## What is needed
Filter the entries below, keeping every line that has the word "rules".
------------------------------------------------------------
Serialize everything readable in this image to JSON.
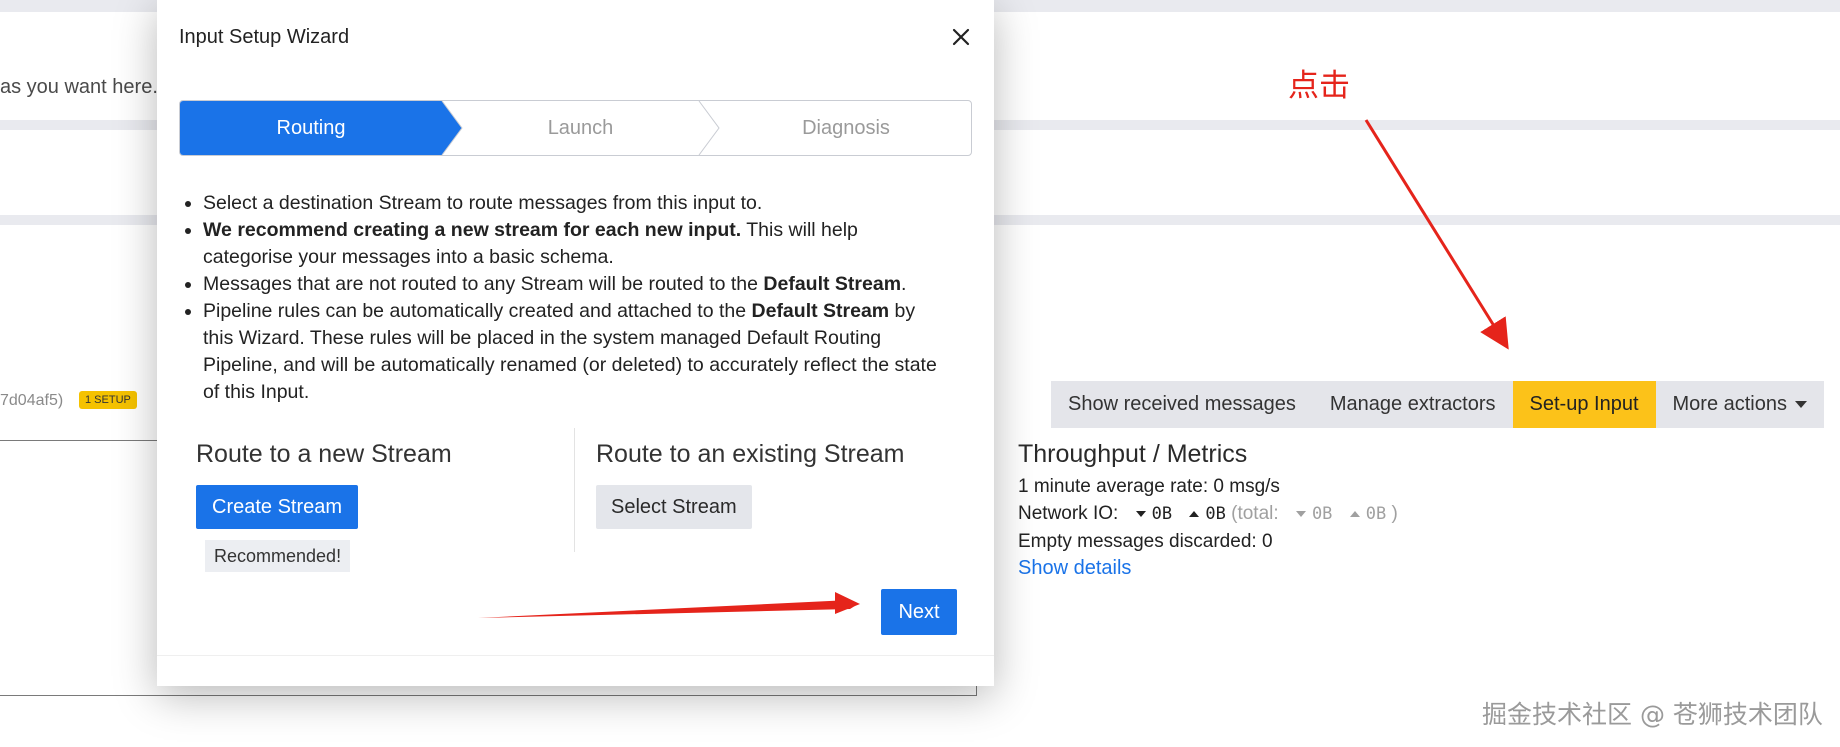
{
  "background": {
    "top_text": "as you want here.",
    "input_id": "7d04af5)",
    "setup_badge": "1 SETUP"
  },
  "actions": {
    "items": [
      "Show received messages",
      "Manage extractors",
      "Set-up Input",
      "More actions"
    ]
  },
  "metrics": {
    "title": "Throughput / Metrics",
    "avg_rate": "1 minute average rate: 0 msg/s",
    "network_label": "Network IO:",
    "network_down": "0B",
    "network_up": "0B",
    "total_label": "(total:",
    "total_down": "0B",
    "total_up": "0B",
    "total_close": ")",
    "empty_discarded": "Empty messages discarded: 0",
    "show_details": "Show details"
  },
  "annotation": {
    "click_label": "点击",
    "color": "#e5241b"
  },
  "watermark": "掘金技术社区 @ 苍狮技术团队",
  "modal": {
    "title": "Input Setup Wizard",
    "steps": [
      "Routing",
      "Launch",
      "Diagnosis"
    ],
    "active_step": "Routing",
    "bullets": [
      {
        "pre": "Select a destination Stream to route messages from this input to.",
        "bold": "",
        "post": ""
      },
      {
        "pre": "",
        "bold": "We recommend creating a new stream for each new input.",
        "post": " This will help categorise your messages into a basic schema."
      },
      {
        "pre": "Messages that are not routed to any Stream will be routed to the ",
        "bold": "Default Stream",
        "post": "."
      },
      {
        "pre": "Pipeline rules can be automatically created and attached to the ",
        "bold": "Default Stream",
        "post": " by this Wizard. These rules will be placed in the system managed Default Routing Pipeline, and will be automatically renamed (or deleted) to accurately reflect the state of this Input."
      }
    ],
    "new_stream_title": "Route to a new Stream",
    "create_button": "Create Stream",
    "recommended": "Recommended!",
    "existing_stream_title": "Route to an existing Stream",
    "select_button": "Select Stream",
    "next_button": "Next"
  },
  "colors": {
    "primary": "#1a73e8",
    "setup_yellow": "#fcc219",
    "annotation_red": "#e5241b"
  }
}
------------------------------------------------------------
## In response
        "pre": "Pipeline rules can be automatically created and attached to the ",
        "post": " by this Wizard. These rules will be placed in the system managed Default Routing Pipeline, and will be automatically renamed (or deleted) to accurately reflect the state of this Input."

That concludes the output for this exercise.